--- Material for this task ---
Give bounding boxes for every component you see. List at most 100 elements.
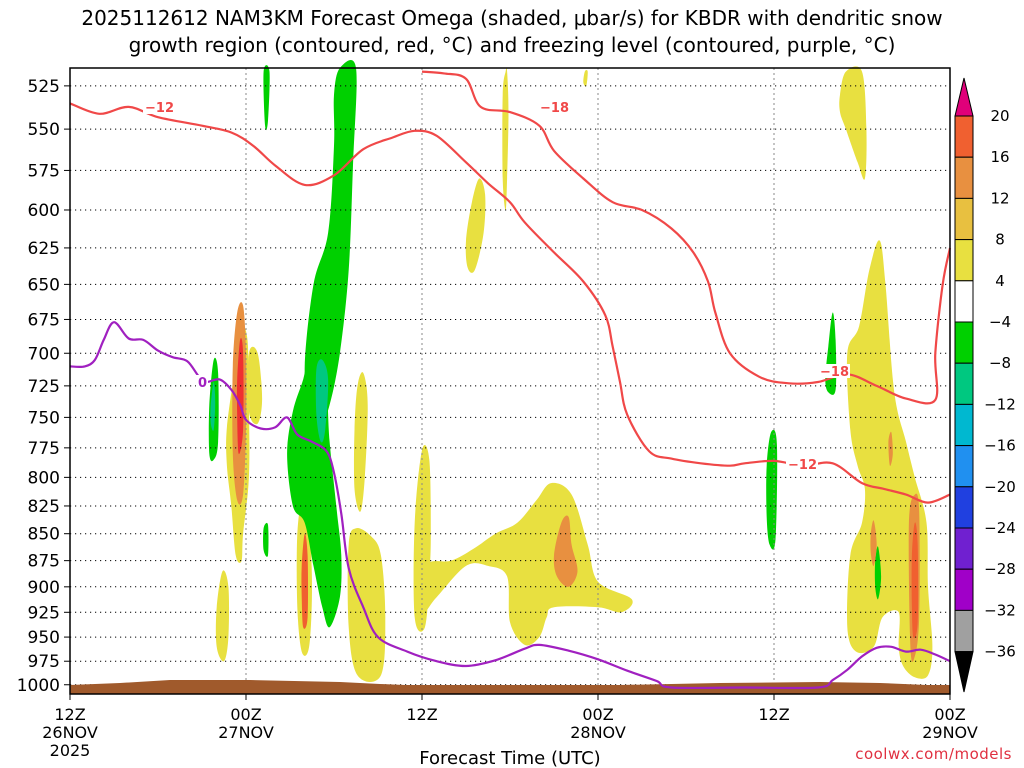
y-tick-label: 825 — [28, 497, 60, 517]
colorbar-swatch — [954, 609, 974, 653]
omega-cell-k — [304, 59, 357, 430]
omega-cell-g — [210, 381, 216, 431]
omega-cell-e — [215, 570, 230, 662]
colorbar-label: −32 — [984, 601, 1016, 619]
omega-cell-b — [247, 346, 263, 425]
colorbar-label: −28 — [984, 560, 1016, 578]
chart-title-line-1: 2025112612 NAM3KM Forecast Omega (shaded… — [81, 6, 942, 30]
colorbar-swatch — [954, 115, 974, 158]
omega-cell-d — [236, 338, 244, 455]
omega-cell-j — [287, 353, 342, 628]
contour-labels: −12 −18 −18 −12 0 — [143, 100, 850, 473]
plot-frame — [69, 67, 951, 695]
colorbar: 20 16 12 8 4 −4 −8 −12 −16 −20 −24 −28 −32 −36 — [954, 77, 1016, 693]
y-tick-label: 575 — [28, 161, 60, 181]
colorbar-label: 8 — [995, 231, 1005, 249]
omega-cell-aa — [888, 431, 893, 467]
colorbar-label: −4 — [989, 313, 1011, 331]
colorbar-label: 12 — [990, 189, 1009, 207]
colorbar-swatch — [954, 445, 974, 488]
omega-cell-u — [502, 67, 509, 210]
colorbar-label: 4 — [995, 272, 1005, 290]
x-tick-label: 00Z — [582, 705, 613, 724]
omega-cell-l — [315, 359, 329, 443]
contour-dgz--12c — [69, 102, 951, 504]
omega-cell-p — [347, 527, 386, 683]
ground-terrain — [70, 680, 950, 694]
omega-cell-m — [263, 65, 270, 131]
colorbar-swatch — [954, 321, 974, 364]
contour-freezing-0c — [69, 321, 951, 690]
omega-shading — [208, 59, 933, 683]
x-tick-label: 12Z — [758, 705, 789, 724]
chart-title-line-2: growth region (contoured, red, °C) and f… — [129, 33, 896, 57]
colorbar-swatch — [954, 527, 974, 570]
dgz-label-minus12-left: −12 — [145, 101, 174, 116]
y-tick-label: 700 — [28, 344, 60, 364]
x-tick-date: 29NOV — [922, 723, 978, 742]
omega-cell-n — [263, 522, 269, 557]
x-tick-label: 12Z — [54, 705, 85, 724]
colorbar-label: −20 — [984, 478, 1016, 496]
y-tick-label: 675 — [28, 310, 60, 330]
colorbar-label: −16 — [984, 437, 1016, 455]
y-tick-label: 950 — [28, 628, 60, 648]
y-tick-label: 875 — [28, 552, 60, 572]
colorbar-swatch — [954, 280, 974, 323]
omega-cell-o — [353, 372, 368, 512]
colorbar-label: −12 — [984, 395, 1016, 413]
freezing-label-zero: 0 — [198, 376, 207, 391]
omega-cell-r — [420, 482, 633, 646]
y-tick-label: 750 — [28, 408, 60, 428]
y-tick-label: 625 — [28, 239, 60, 259]
colorbar-swatch — [954, 239, 974, 282]
omega-cell-ac — [911, 522, 919, 639]
colorbar-swatch — [954, 197, 974, 241]
colorbar-bottom-arrow — [954, 651, 974, 693]
plot-grid — [70, 68, 950, 694]
y-tick-label: 525 — [28, 77, 60, 97]
x-tick-year: 2025 — [50, 741, 91, 760]
credit-text: coolwx.com/models — [855, 745, 1012, 763]
omega-cell-ad — [870, 520, 877, 567]
colorbar-top-arrow — [954, 77, 974, 117]
y-tick-label: 925 — [28, 603, 60, 623]
y-tick-label: 850 — [28, 525, 60, 545]
colorbar-swatch — [954, 362, 974, 405]
contour-dgz--18c — [421, 70, 952, 405]
omega-cell-ae — [874, 546, 882, 600]
x-tick-date: 26NOV — [42, 723, 98, 742]
omega-cell-v — [583, 70, 588, 87]
y-axis-ticks: 525 550 575 600 625 650 675 700 725 750 775 800 825 8… — [17, 77, 70, 696]
dgz-label-minus18-right: −18 — [820, 365, 849, 380]
colorbar-label: 16 — [990, 148, 1009, 166]
x-tick-label: 12Z — [406, 705, 437, 724]
colorbar-swatch — [954, 568, 974, 611]
colorbar-swatch — [954, 486, 974, 529]
y-tick-label: 800 — [28, 468, 60, 488]
y-tick-label: 775 — [28, 439, 60, 459]
dgz-label-minus18-top: −18 — [540, 101, 569, 116]
colorbar-swatch — [954, 403, 974, 447]
omega-cell-y — [839, 66, 867, 180]
x-tick-date: 27NOV — [218, 723, 274, 742]
y-tick-label: 600 — [28, 201, 60, 221]
colorbar-label: 20 — [990, 107, 1009, 125]
x-axis-label: Forecast Time (UTC) — [419, 748, 600, 768]
y-tick-label: 725 — [28, 377, 60, 397]
colorbar-label: −8 — [989, 354, 1011, 372]
x-tick-label: 00Z — [934, 705, 965, 724]
colorbar-label: −24 — [984, 519, 1016, 537]
y-tick-label: 1000 — [17, 676, 60, 696]
y-tick-label: 975 — [28, 652, 60, 672]
x-tick-date: 28NOV — [570, 723, 626, 742]
omega-cell-s — [553, 515, 578, 587]
dgz-label-minus12-right: −12 — [788, 458, 817, 473]
colorbar-label: −36 — [984, 643, 1016, 661]
y-tick-label: 650 — [28, 275, 60, 295]
y-tick-label: 900 — [28, 578, 60, 598]
x-tick-label: 00Z — [230, 705, 261, 724]
omega-cell-t — [465, 178, 486, 273]
y-tick-label: 550 — [28, 120, 60, 140]
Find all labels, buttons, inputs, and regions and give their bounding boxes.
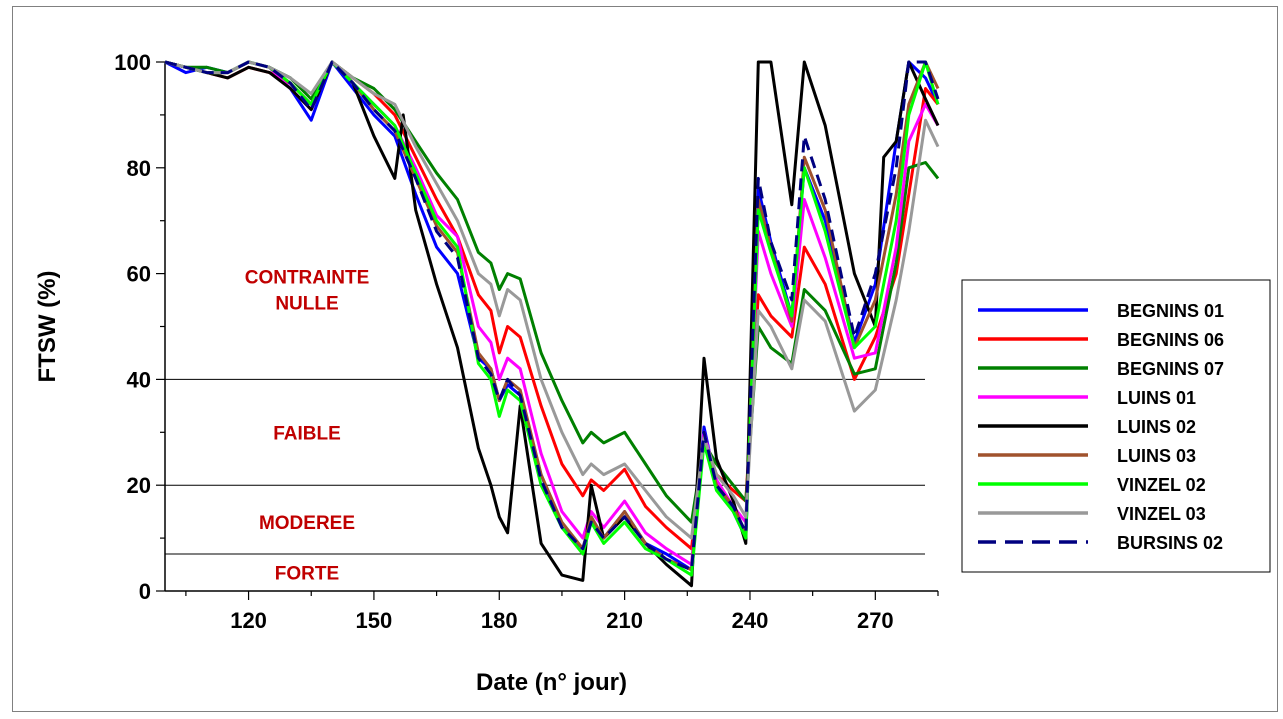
---
- _Instructions to follow_: Copy out every line of the data above, word for word, and leave out the pictures.

- _Completed task_:
Give bounding boxes for every component you see. List at most 100 elements.
y-tick-label: 825 — [28, 497, 60, 517]
colorbar-swatch — [954, 609, 974, 653]
omega-cell-k — [304, 59, 357, 430]
omega-cell-g — [210, 381, 216, 431]
omega-cell-e — [215, 570, 230, 662]
colorbar-label: −32 — [984, 601, 1016, 619]
omega-cell-b — [247, 346, 263, 425]
colorbar-label: −28 — [984, 560, 1016, 578]
chart-title-line-1: 2025112612 NAM3KM Forecast Omega (shaded… — [81, 6, 942, 30]
colorbar-swatch — [954, 115, 974, 158]
omega-cell-d — [236, 338, 244, 455]
omega-cell-j — [287, 353, 342, 628]
contour-labels: −12 −18 −18 −12 0 — [143, 100, 850, 473]
plot-frame — [69, 67, 951, 695]
colorbar: 20 16 12 8 4 −4 −8 −12 −16 −20 −24 −28 −32 −36 — [954, 77, 1016, 693]
y-tick-label: 575 — [28, 161, 60, 181]
colorbar-label: 8 — [995, 231, 1005, 249]
omega-cell-aa — [888, 431, 893, 467]
colorbar-label: −4 — [989, 313, 1011, 331]
colorbar-label: 12 — [990, 189, 1009, 207]
colorbar-swatch — [954, 445, 974, 488]
omega-cell-u — [502, 67, 509, 210]
colorbar-label: 4 — [995, 272, 1005, 290]
x-tick-label: 00Z — [582, 705, 613, 724]
omega-cell-l — [315, 359, 329, 443]
contour-dgz--12c — [69, 102, 951, 504]
omega-cell-p — [347, 527, 386, 683]
ground-terrain — [70, 680, 950, 694]
omega-cell-m — [263, 65, 270, 131]
colorbar-swatch — [954, 321, 974, 364]
contour-freezing-0c — [69, 321, 951, 690]
omega-shading — [208, 59, 933, 683]
x-tick-label: 12Z — [758, 705, 789, 724]
chart-title-line-2: growth region (contoured, red, °C) and f… — [129, 33, 896, 57]
colorbar-swatch — [954, 527, 974, 570]
dgz-label-minus12-left: −12 — [145, 101, 174, 116]
y-tick-label: 700 — [28, 344, 60, 364]
x-tick-date: 29NOV — [922, 723, 978, 742]
omega-cell-n — [263, 522, 269, 557]
x-tick-label: 12Z — [54, 705, 85, 724]
colorbar-label: −20 — [984, 478, 1016, 496]
y-tick-label: 675 — [28, 310, 60, 330]
colorbar-label: −16 — [984, 437, 1016, 455]
y-tick-label: 950 — [28, 628, 60, 648]
y-tick-label: 875 — [28, 552, 60, 572]
colorbar-swatch — [954, 280, 974, 323]
omega-cell-o — [353, 372, 368, 512]
colorbar-label: −12 — [984, 395, 1016, 413]
freezing-label-zero: 0 — [198, 376, 207, 391]
omega-cell-r — [420, 482, 633, 646]
y-tick-label: 750 — [28, 408, 60, 428]
y-tick-label: 625 — [28, 239, 60, 259]
colorbar-swatch — [954, 239, 974, 282]
omega-cell-ac — [911, 522, 919, 639]
colorbar-swatch — [954, 197, 974, 241]
colorbar-bottom-arrow — [954, 651, 974, 693]
plot-grid — [70, 68, 950, 694]
y-tick-label: 525 — [28, 77, 60, 97]
x-tick-year: 2025 — [50, 741, 91, 760]
credit-text: coolwx.com/models — [855, 745, 1012, 763]
omega-cell-ad — [870, 520, 877, 567]
colorbar-top-arrow — [954, 77, 974, 117]
y-tick-label: 925 — [28, 603, 60, 623]
y-tick-label: 850 — [28, 525, 60, 545]
colorbar-swatch — [954, 362, 974, 405]
contour-dgz--18c — [421, 70, 952, 405]
omega-cell-ae — [874, 546, 882, 600]
x-tick-date: 26NOV — [42, 723, 98, 742]
omega-cell-v — [583, 70, 588, 87]
y-axis-ticks: 525 550 575 600 625 650 675 700 725 750 775 800 825 8… — [17, 77, 70, 696]
dgz-label-minus18-right: −18 — [820, 365, 849, 380]
colorbar-label: 16 — [990, 148, 1009, 166]
x-tick-label: 12Z — [406, 705, 437, 724]
colorbar-swatch — [954, 568, 974, 611]
colorbar-swatch — [954, 486, 974, 529]
y-tick-label: 800 — [28, 468, 60, 488]
y-tick-label: 775 — [28, 439, 60, 459]
dgz-label-minus18-top: −18 — [540, 101, 569, 116]
colorbar-swatch — [954, 403, 974, 447]
omega-cell-y — [839, 66, 867, 180]
x-tick-date: 27NOV — [218, 723, 274, 742]
y-tick-label: 600 — [28, 201, 60, 221]
colorbar-label: 20 — [990, 107, 1009, 125]
x-axis-label: Forecast Time (UTC) — [419, 748, 600, 768]
y-tick-label: 725 — [28, 377, 60, 397]
colorbar-label: −8 — [989, 354, 1011, 372]
x-tick-label: 00Z — [934, 705, 965, 724]
colorbar-label: −24 — [984, 519, 1016, 537]
y-tick-label: 1000 — [17, 676, 60, 696]
y-tick-label: 975 — [28, 652, 60, 672]
x-tick-date: 28NOV — [570, 723, 626, 742]
omega-cell-s — [553, 515, 578, 587]
dgz-label-minus12-right: −12 — [788, 458, 817, 473]
colorbar-label: −36 — [984, 643, 1016, 661]
y-tick-label: 650 — [28, 275, 60, 295]
y-tick-label: 900 — [28, 578, 60, 598]
x-tick-label: 00Z — [230, 705, 261, 724]
omega-cell-t — [465, 178, 486, 273]
y-tick-label: 550 — [28, 120, 60, 140]
Find all labels, buttons, inputs, and regions and give their bounding boxes.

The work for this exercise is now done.